» Dataset items
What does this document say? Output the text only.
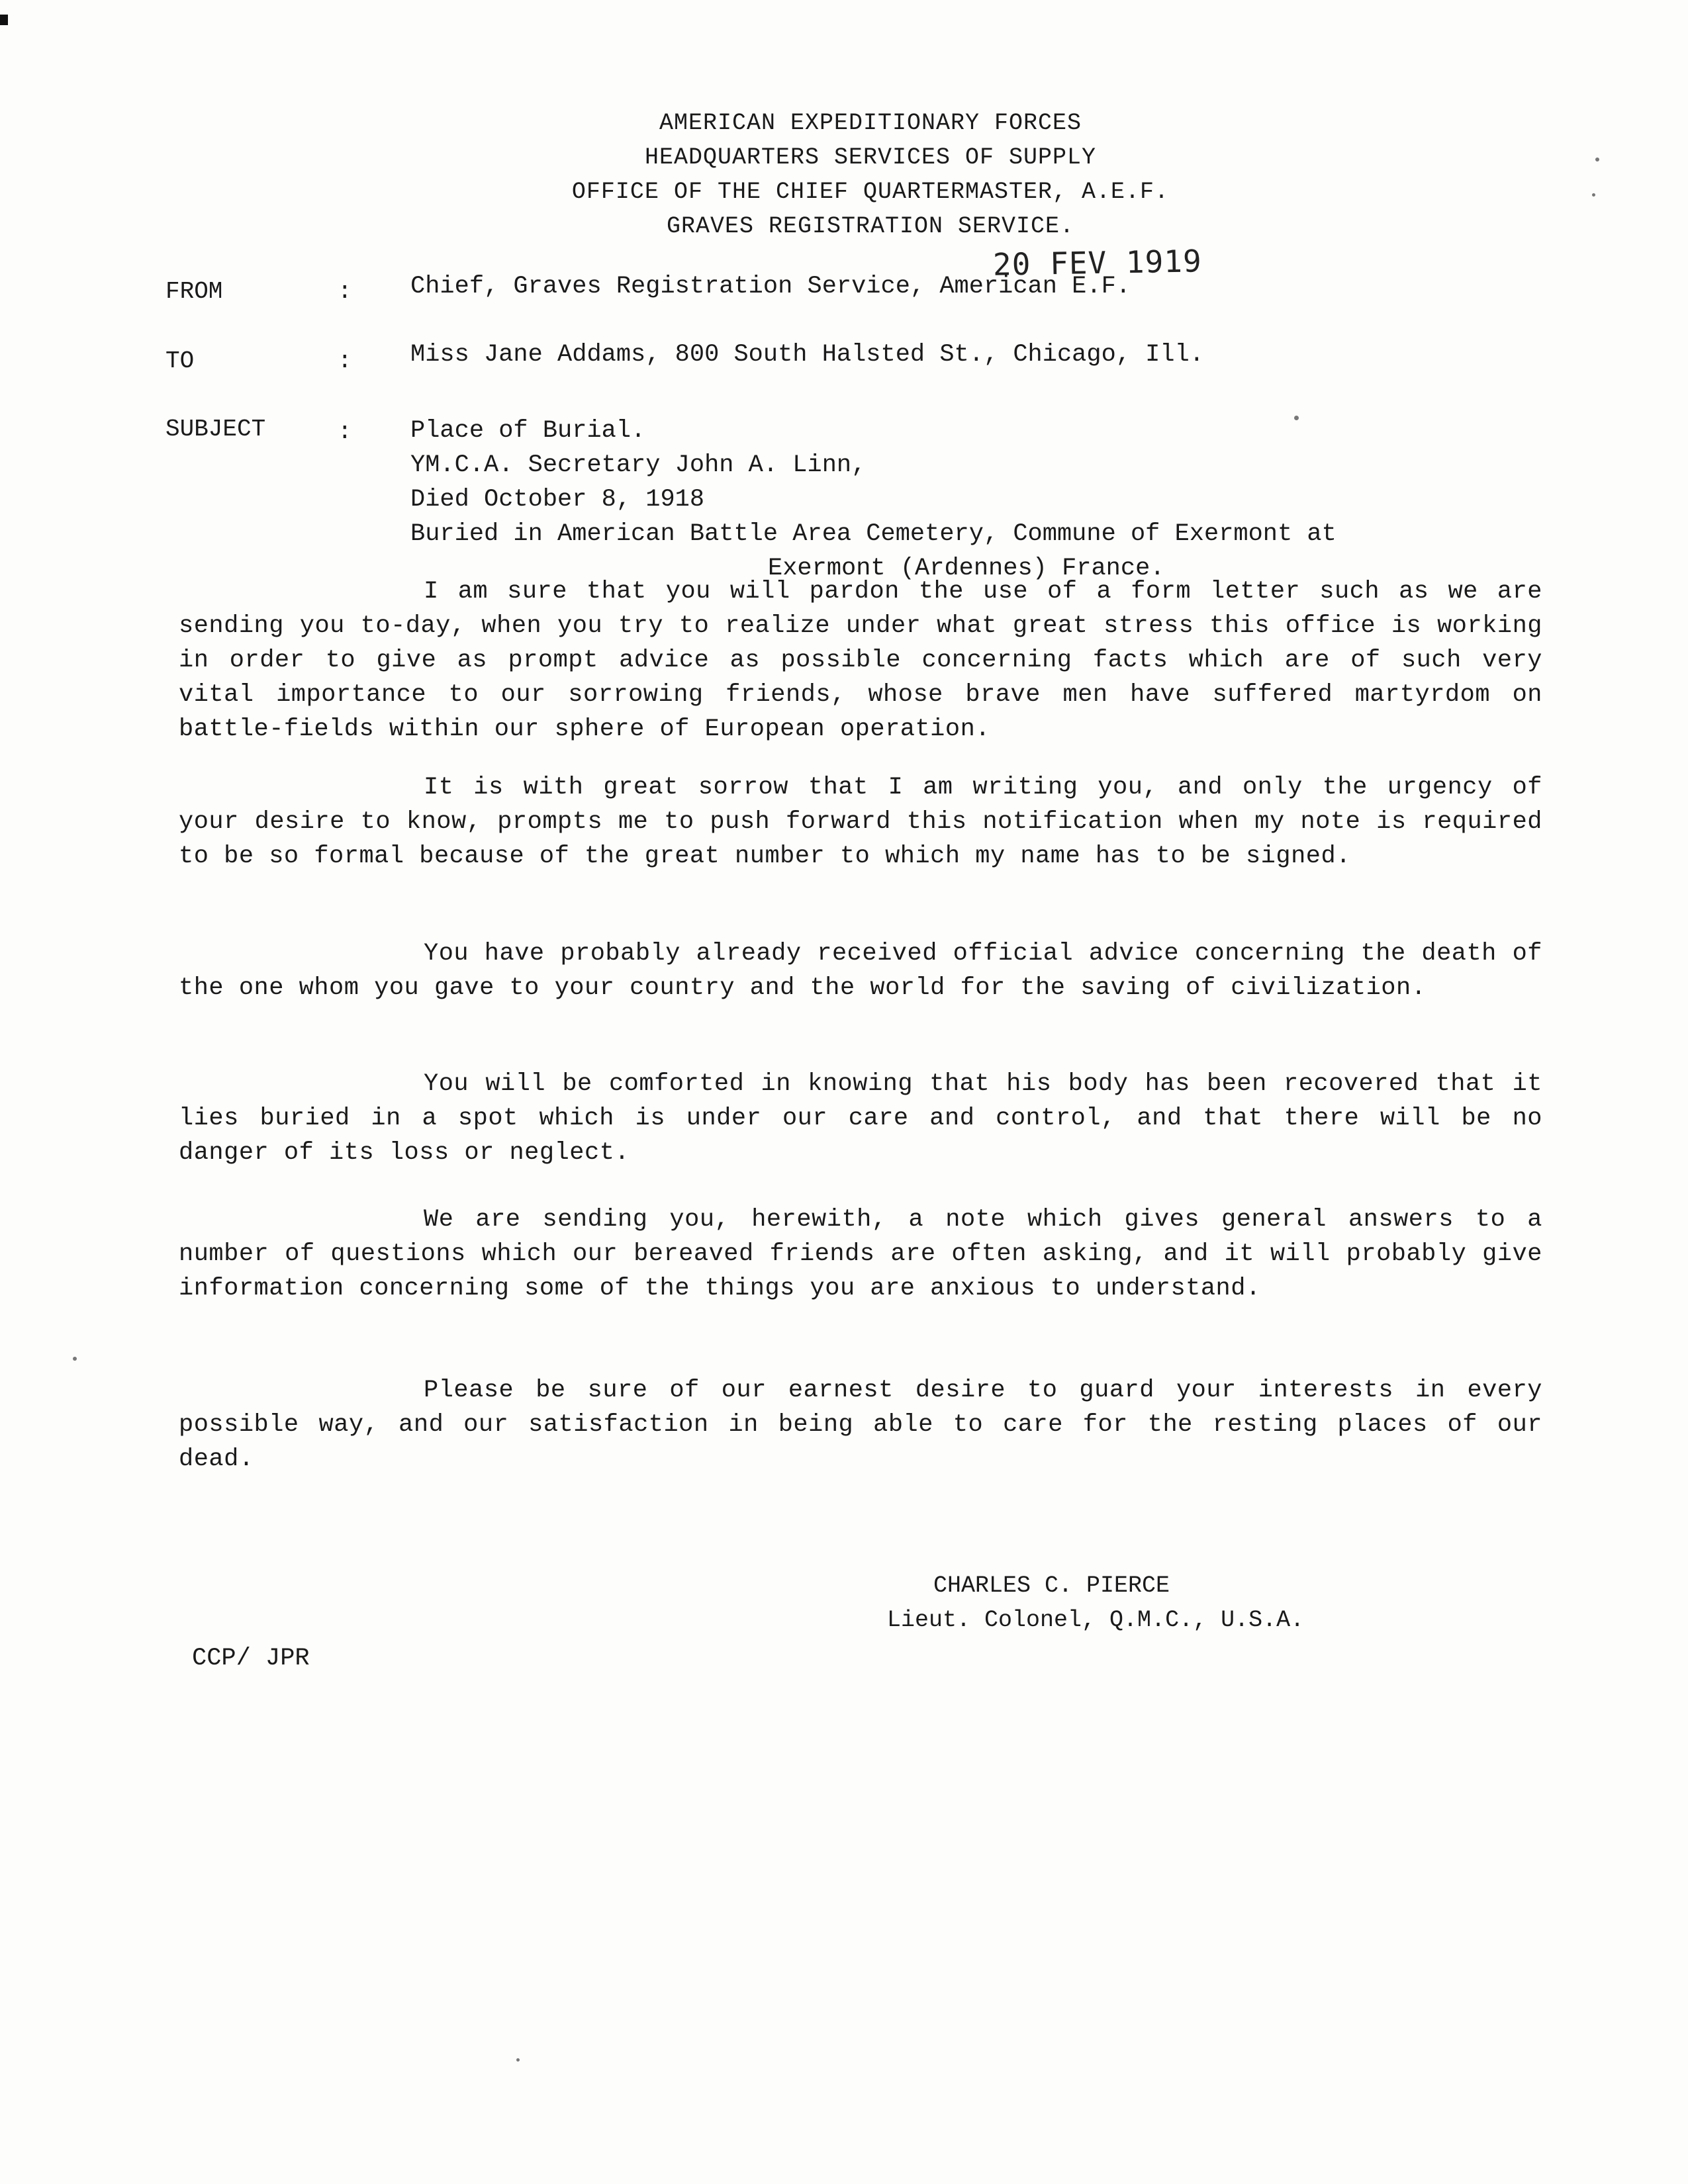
AMERICAN EXPEDITIONARY FORCES
HEADQUARTERS SERVICES OF SUPPLY
OFFICE OF THE CHIEF QUARTERMASTER, A.E.F.
GRAVES REGISTRATION SERVICE.
20 FEV 1919
FROM	: Chief, Graves Registration Service, American E.F.
TO	: Miss Jane Addams, 800 South Halsted St., Chicago, Ill.
SUBJECT	: Place of Burial.
YM.C.A. Secretary John A. Linn,
Died October 8, 1918
Buried in American Battle Area Cemetery, Commune of Exermont at
Exermont (Ardennes) France.

I am sure that you will pardon the use of a form letter such as we are sending you to-day, when you try to realize under what great stress this office is working in order to give as prompt advice as possible concerning facts which are of such very vital importance to our sorrowing friends, whose brave men have suffered martyrdom on battle-fields within our sphere of European operation.

It is with great sorrow that I am writing you, and only the urgency of your desire to know, prompts me to push forward this notification when my note is required to be so formal because of the great number to which my name has to be signed.

You have probably already received official advice concerning the death of the one whom you gave to your country and the world for the saving of civilization.

You will be comforted in knowing that his body has been recovered that it lies buried in a spot which is under our care and control, and that there will be no danger of its loss or neglect.

We are sending you, herewith, a note which gives general answers to a number of questions which our bereaved friends are often asking, and it will probably give information concerning some of the things you are anxious to understand.

Please be sure of our earnest desire to guard your interests in every possible way, and our satisfaction in being able to care for the resting places of our dead.

CHARLES C. PIERCE
Lieut. Colonel, Q.M.C., U.S.A.
CCP/ JPR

» Request
Identify every line above that includes the word "sure", and show those lines.

» Output of the exercise
I am sure that you will pardon the use of a form letter such as we are sending you to-day, when you try to realize under what great stress this office is working in order to give as prompt advice as possible concerning facts which are of such very vital importance to our sorrowing friends, whose brave men have suffered martyrdom on battle-fields within our sphere of European operation.
Please be sure of our earnest desire to guard your interests in every possible way, and our satisfaction in being able to care for the resting places of our dead.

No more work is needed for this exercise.